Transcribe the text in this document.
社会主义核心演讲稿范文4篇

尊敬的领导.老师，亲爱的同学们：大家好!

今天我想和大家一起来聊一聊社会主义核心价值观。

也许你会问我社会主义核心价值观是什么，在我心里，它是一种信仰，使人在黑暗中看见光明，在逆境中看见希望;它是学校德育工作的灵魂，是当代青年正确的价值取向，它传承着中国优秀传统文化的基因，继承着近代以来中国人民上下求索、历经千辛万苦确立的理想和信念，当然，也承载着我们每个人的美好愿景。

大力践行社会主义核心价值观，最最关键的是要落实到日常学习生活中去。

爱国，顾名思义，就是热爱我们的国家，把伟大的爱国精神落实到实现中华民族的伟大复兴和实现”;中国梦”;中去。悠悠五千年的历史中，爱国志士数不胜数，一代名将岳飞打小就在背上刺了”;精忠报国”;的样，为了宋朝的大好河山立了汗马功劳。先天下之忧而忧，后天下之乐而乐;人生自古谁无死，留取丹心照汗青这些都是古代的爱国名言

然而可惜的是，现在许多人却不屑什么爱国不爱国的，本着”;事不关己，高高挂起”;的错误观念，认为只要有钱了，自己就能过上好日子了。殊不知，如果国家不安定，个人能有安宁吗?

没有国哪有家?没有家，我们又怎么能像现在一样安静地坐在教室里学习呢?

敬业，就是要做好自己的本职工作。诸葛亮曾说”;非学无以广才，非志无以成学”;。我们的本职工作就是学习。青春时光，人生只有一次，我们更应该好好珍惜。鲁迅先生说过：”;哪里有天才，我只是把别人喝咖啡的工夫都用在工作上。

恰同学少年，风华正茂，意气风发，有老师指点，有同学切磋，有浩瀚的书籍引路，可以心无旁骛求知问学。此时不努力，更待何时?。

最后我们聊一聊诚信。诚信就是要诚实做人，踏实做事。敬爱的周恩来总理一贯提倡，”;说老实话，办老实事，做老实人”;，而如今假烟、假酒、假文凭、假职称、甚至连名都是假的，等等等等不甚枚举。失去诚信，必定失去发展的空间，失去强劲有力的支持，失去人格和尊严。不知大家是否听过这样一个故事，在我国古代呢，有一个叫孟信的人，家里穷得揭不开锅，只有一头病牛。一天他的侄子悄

* EXERCISE AIM
Print again each line of the listing above, exactly as it appears.

* WRITTEN ANSWER
Transcribe the text in this document.
社会主义核心演讲稿范文4篇

尊敬的领导.老师，亲爱的同学们：大家好!

今天我想和大家一起来聊一聊社会主义核心价值观。

也许你会问我社会主义核心价值观是什么，在我心里，它是一种信仰，使人在黑暗中看见光明，在逆境中看见希望;它是学校德育工作的灵魂，是当代青年正确的价值取向，它传承着中国优秀传统文化的基因，继承着近代以来中国人民上下求索、历经千辛万苦确立的理想和信念，当然，也承载着我们每个人的美好愿景。

大力践行社会主义核心价值观，最最关键的是要落实到日常学习生活中去。

爱国，顾名思义，就是热爱我们的国家，把伟大的爱国精神落实到实现中华民族的伟大复兴和实现”;中国梦”;中去。悠悠五千年的历史中，爱国志士数不胜数，一代名将岳飞打小就在背上刺了”;精忠报国”;的样，为了宋朝的大好河山立了汗马功劳。先天下之忧而忧，后天下之乐而乐;人生自古谁无死，留取丹心照汗青这些都是古代的爱国名言

然而可惜的是，现在许多人却不屑什么爱国不爱国的，本着”;事不关己，高高挂起”;的错误观念，认为只要有钱了，自己就能过上好日子了。殊不知，如果国家不安定，个人能有安宁吗?

没有国哪有家?没有家，我们又怎么能像现在一样安静地坐在教室里学习呢?

敬业，就是要做好自己的本职工作。诸葛亮曾说”;非学无以广才，非志无以成学”;。我们的本职工作就是学习。青春时光，人生只有一次，我们更应该好好珍惜。鲁迅先生说过：”;哪里有天才，我只是把别人喝咖啡的工夫都用在工作上。

恰同学少年，风华正茂，意气风发，有老师指点，有同学切磋，有浩瀚的书籍引路，可以心无旁骛求知问学。此时不努力，更待何时?。

最后我们聊一聊诚信。诚信就是要诚实做人，踏实做事。敬爱的周恩来总理一贯提倡，”;说老实话，办老实事，做老实人”;，而如今假烟、假酒、假文凭、假职称、甚至连名都是假的，等等等等不甚枚举。失去诚信，必定失去发展的空间，失去强劲有力的支持，失去人格和尊严。不知大家是否听过这样一个故事，在我国古代呢，有一个叫孟信的人，家里穷得揭不开锅，只有一头病牛。一天他的侄子悄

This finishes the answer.